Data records
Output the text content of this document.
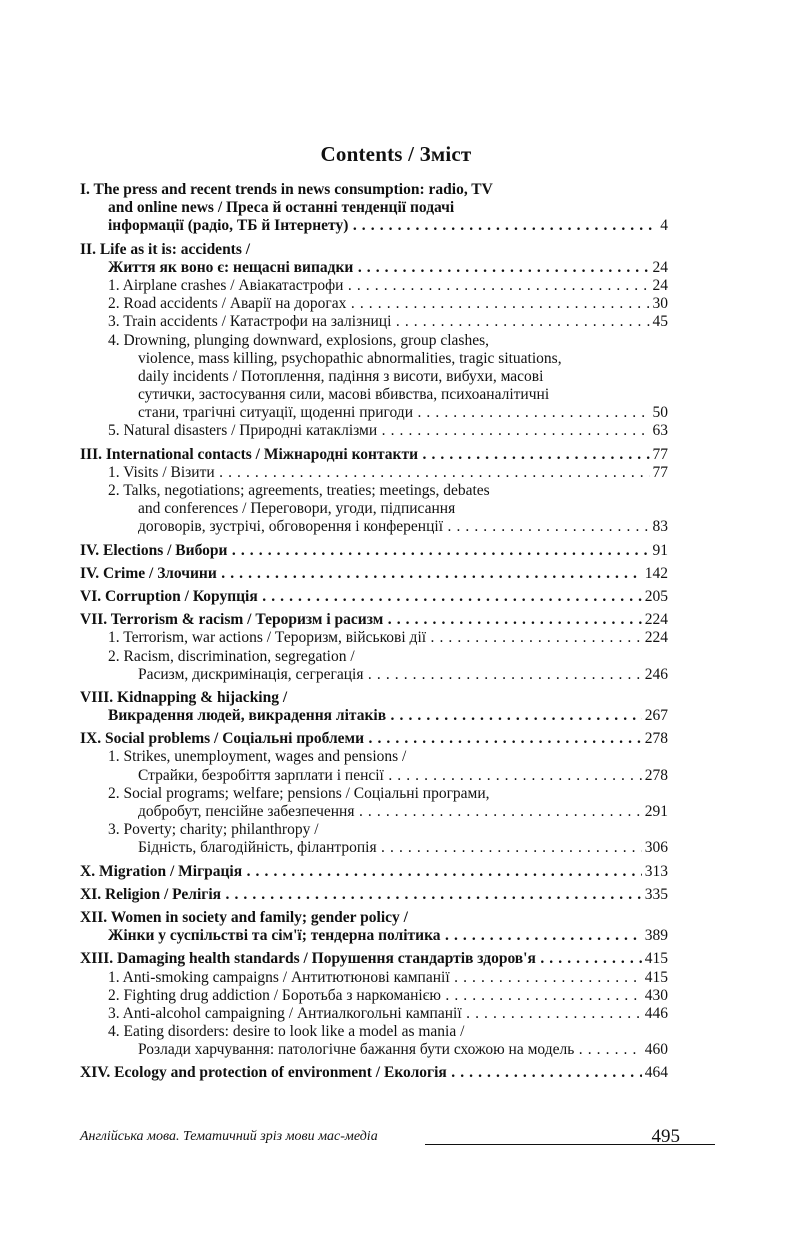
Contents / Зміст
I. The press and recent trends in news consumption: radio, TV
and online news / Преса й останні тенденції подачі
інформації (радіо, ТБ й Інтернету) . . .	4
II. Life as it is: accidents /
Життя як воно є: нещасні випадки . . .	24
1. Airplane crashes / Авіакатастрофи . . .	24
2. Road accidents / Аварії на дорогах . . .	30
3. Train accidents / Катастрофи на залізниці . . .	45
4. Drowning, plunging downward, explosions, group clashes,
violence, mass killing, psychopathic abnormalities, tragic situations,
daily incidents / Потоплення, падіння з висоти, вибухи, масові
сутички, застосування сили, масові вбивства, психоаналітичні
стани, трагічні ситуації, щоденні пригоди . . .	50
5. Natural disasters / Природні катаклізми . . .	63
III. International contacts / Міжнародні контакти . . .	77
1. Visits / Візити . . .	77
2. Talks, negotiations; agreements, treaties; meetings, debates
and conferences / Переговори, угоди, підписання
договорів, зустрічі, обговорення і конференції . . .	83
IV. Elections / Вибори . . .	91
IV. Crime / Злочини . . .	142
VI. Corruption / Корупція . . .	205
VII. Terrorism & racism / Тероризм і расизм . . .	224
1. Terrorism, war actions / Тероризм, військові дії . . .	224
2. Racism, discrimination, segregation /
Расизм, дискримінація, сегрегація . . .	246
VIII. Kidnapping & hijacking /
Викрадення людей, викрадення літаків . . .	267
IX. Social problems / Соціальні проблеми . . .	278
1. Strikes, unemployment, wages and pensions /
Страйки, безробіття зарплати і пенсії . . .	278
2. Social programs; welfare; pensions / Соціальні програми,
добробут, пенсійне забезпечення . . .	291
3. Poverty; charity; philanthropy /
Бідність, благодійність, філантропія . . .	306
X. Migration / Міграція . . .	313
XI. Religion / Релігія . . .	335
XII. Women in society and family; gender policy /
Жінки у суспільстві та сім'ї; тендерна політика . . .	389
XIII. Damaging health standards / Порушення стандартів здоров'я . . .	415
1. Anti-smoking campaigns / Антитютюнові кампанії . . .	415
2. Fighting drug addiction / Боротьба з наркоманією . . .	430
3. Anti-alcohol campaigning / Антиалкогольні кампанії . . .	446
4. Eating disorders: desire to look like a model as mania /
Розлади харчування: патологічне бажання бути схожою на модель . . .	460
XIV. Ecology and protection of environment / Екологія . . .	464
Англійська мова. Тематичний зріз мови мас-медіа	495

* * *

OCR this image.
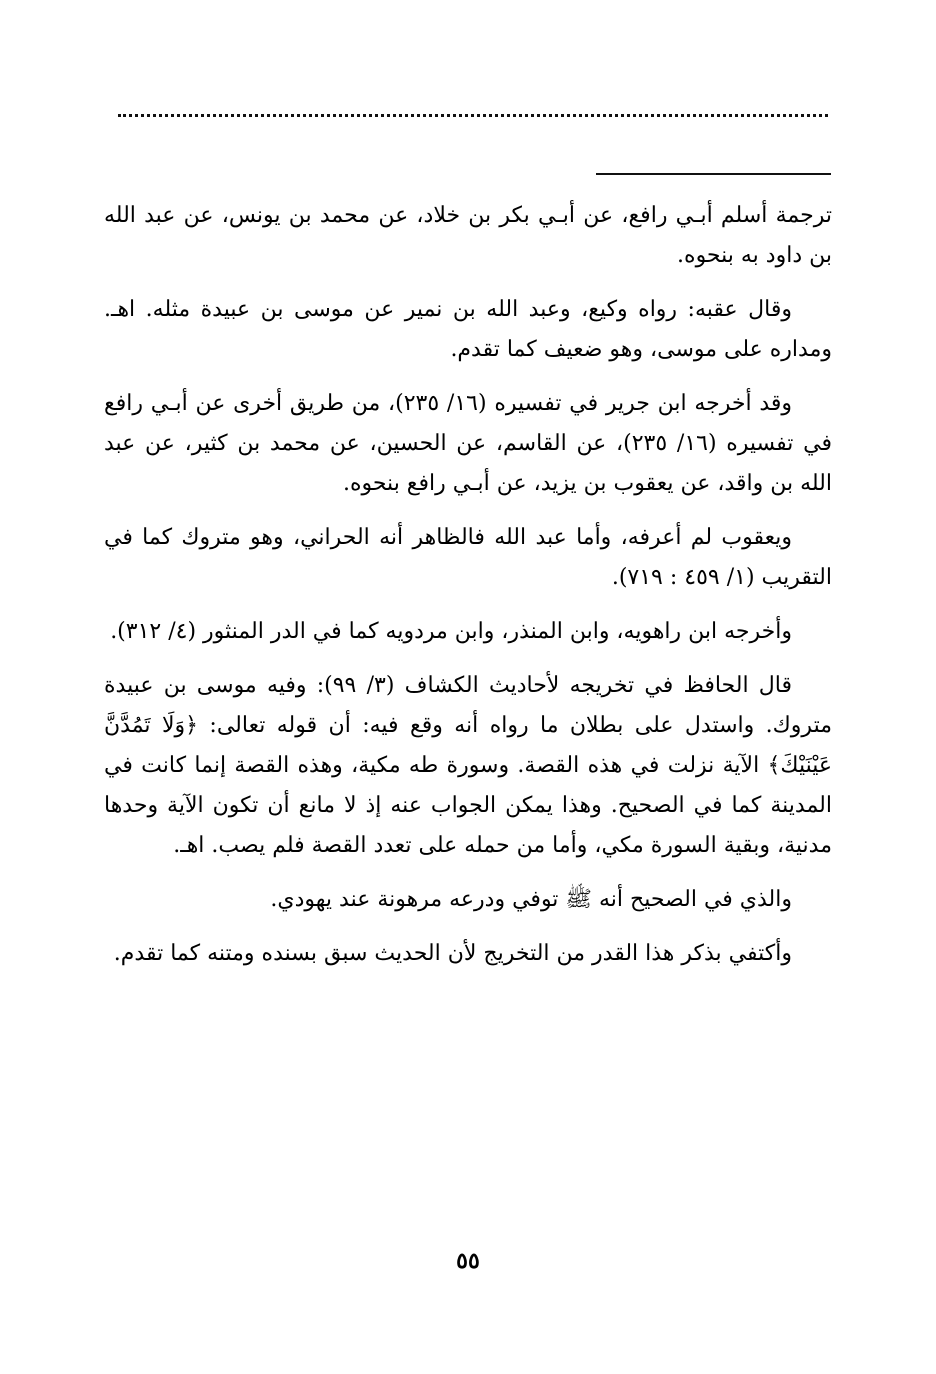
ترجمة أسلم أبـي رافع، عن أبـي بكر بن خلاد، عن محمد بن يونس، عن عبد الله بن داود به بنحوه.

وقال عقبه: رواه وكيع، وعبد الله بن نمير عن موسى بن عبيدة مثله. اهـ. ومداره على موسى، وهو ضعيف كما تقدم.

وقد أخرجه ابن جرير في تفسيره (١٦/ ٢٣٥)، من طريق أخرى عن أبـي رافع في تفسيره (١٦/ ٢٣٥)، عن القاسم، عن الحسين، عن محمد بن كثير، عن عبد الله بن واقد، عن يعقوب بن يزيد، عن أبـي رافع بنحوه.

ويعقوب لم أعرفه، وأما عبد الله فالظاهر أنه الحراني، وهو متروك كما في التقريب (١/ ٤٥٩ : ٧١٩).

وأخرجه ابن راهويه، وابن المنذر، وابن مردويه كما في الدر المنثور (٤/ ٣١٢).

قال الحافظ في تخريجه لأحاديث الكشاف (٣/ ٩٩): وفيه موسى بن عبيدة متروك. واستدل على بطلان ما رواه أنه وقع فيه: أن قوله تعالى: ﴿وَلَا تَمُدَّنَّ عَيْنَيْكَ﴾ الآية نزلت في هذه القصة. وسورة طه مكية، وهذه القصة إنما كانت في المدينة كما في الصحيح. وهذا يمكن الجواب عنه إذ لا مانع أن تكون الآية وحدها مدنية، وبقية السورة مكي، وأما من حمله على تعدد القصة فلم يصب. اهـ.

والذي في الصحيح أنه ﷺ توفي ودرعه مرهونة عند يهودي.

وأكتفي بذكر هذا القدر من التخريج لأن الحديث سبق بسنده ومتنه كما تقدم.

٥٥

---

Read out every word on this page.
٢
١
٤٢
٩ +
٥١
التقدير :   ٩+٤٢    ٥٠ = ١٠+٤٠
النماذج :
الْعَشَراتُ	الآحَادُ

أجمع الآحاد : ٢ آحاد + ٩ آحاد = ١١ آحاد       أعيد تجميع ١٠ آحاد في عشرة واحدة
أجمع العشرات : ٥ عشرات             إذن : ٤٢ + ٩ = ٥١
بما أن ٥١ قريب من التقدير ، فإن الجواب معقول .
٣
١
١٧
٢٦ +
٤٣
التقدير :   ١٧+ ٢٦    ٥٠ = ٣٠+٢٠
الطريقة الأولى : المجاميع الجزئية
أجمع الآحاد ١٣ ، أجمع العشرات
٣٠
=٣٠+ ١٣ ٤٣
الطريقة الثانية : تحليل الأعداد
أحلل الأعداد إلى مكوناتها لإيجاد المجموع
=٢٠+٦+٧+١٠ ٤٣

Aim
Look through the entries above; copy each line where the string "محمد" appears.

Correct output
ترجمة أسلم أبـي رافع، عن أبـي بكر بن خلاد، عن محمد بن يونس، عن عبد الله بن داود به بنحوه.
وقد أخرجه ابن جرير في تفسيره (١٦/ ٢٣٥)، من طريق أخرى عن أبـي رافع في تفسيره (١٦/ ٢٣٥)، عن القاسم، عن الحسين، عن محمد بن كثير، عن عبد الله بن واقد، عن يعقوب بن يزيد، عن أبـي رافع بنحوه.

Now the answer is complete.